---- GIVEN DATA

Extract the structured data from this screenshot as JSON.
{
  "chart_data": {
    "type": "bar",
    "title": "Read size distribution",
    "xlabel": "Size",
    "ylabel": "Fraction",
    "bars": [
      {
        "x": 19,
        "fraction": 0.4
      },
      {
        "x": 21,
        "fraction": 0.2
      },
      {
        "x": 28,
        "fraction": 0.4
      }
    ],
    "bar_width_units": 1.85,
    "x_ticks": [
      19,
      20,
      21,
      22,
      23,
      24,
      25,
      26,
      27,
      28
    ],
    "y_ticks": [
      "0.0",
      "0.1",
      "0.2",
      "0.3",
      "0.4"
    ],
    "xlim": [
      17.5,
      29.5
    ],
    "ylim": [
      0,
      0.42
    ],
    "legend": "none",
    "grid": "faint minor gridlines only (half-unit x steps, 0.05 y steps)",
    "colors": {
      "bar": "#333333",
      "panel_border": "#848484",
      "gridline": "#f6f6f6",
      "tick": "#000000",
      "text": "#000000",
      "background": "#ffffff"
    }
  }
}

--------
---- GIVEN DATA

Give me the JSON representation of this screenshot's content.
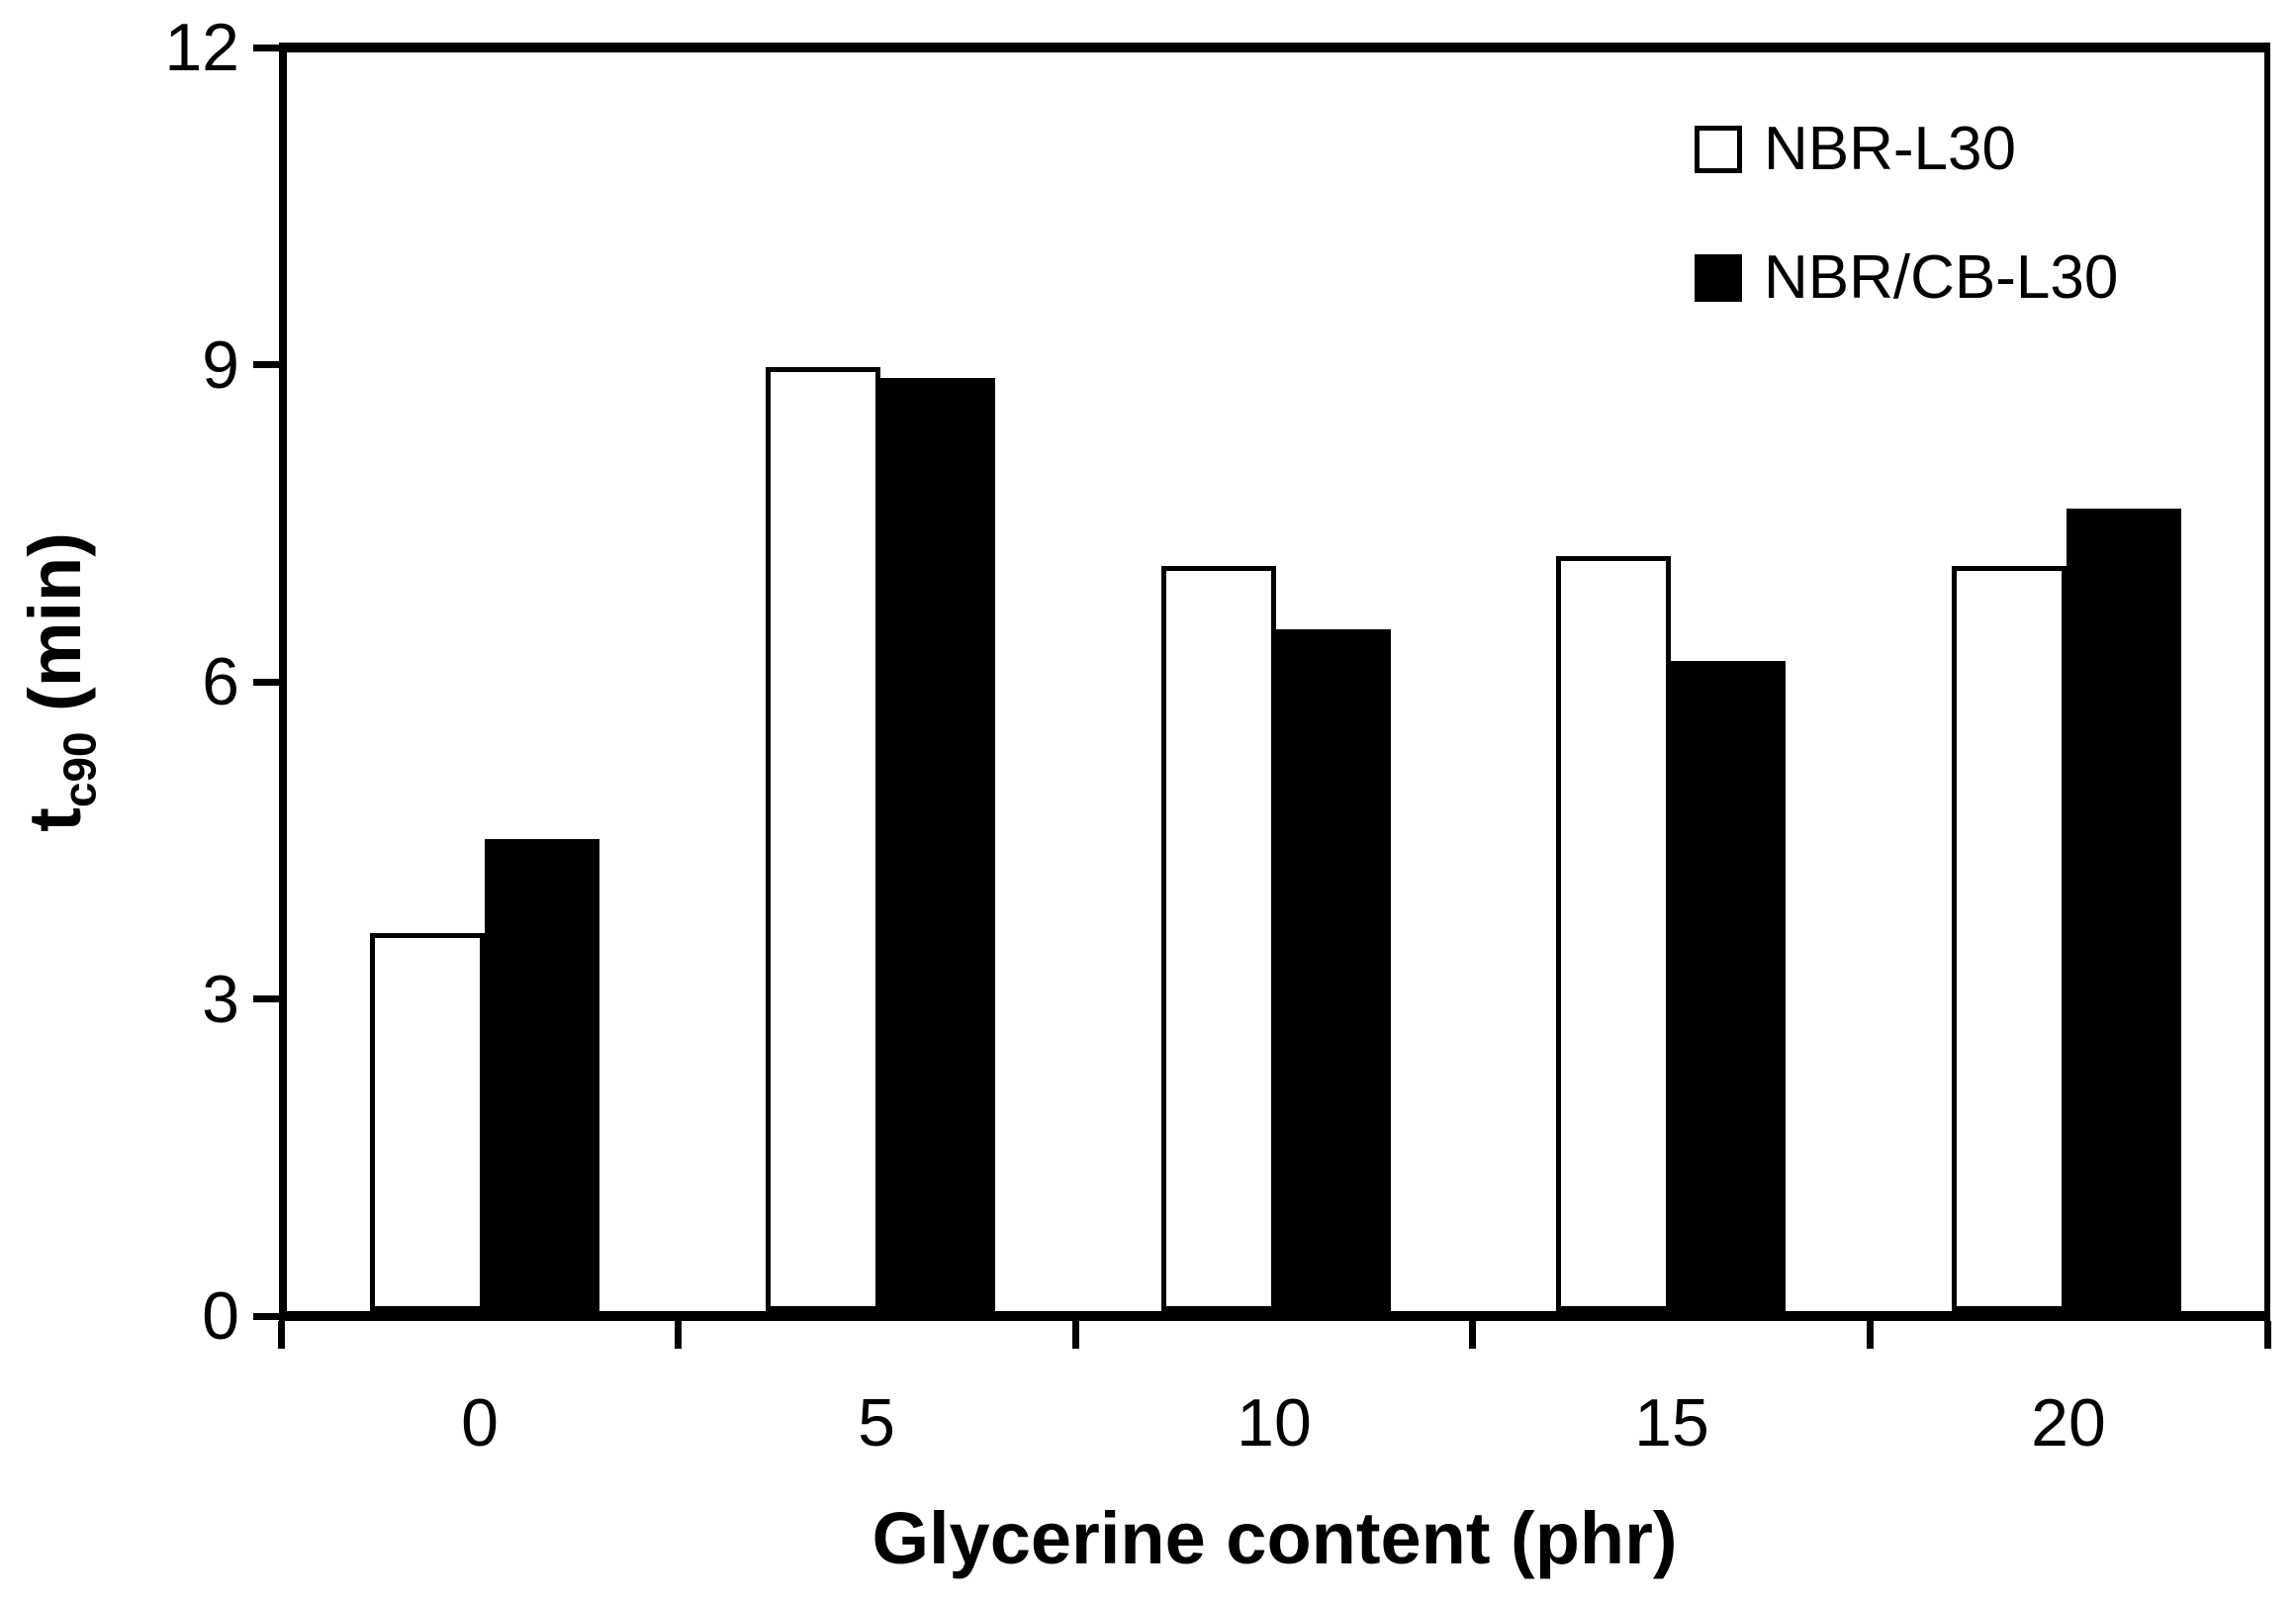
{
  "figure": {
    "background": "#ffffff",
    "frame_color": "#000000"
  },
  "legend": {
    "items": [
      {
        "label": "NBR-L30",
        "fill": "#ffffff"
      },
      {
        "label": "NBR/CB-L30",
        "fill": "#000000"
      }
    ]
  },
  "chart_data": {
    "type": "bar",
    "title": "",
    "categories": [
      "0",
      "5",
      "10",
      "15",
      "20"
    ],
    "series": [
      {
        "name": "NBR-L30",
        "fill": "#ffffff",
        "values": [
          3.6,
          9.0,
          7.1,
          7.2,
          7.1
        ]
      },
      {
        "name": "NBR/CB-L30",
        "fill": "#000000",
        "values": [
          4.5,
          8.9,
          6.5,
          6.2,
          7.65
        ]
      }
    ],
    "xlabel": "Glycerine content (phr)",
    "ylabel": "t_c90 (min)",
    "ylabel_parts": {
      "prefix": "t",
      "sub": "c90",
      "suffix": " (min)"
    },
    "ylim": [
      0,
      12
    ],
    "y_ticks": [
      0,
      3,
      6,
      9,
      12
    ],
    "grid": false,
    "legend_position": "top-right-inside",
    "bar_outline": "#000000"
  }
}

--------

● **EXERCISE AIM**
Give nothing but the number of lines containing the string "xlabel".

● **COMPLETED EXERCISE**
2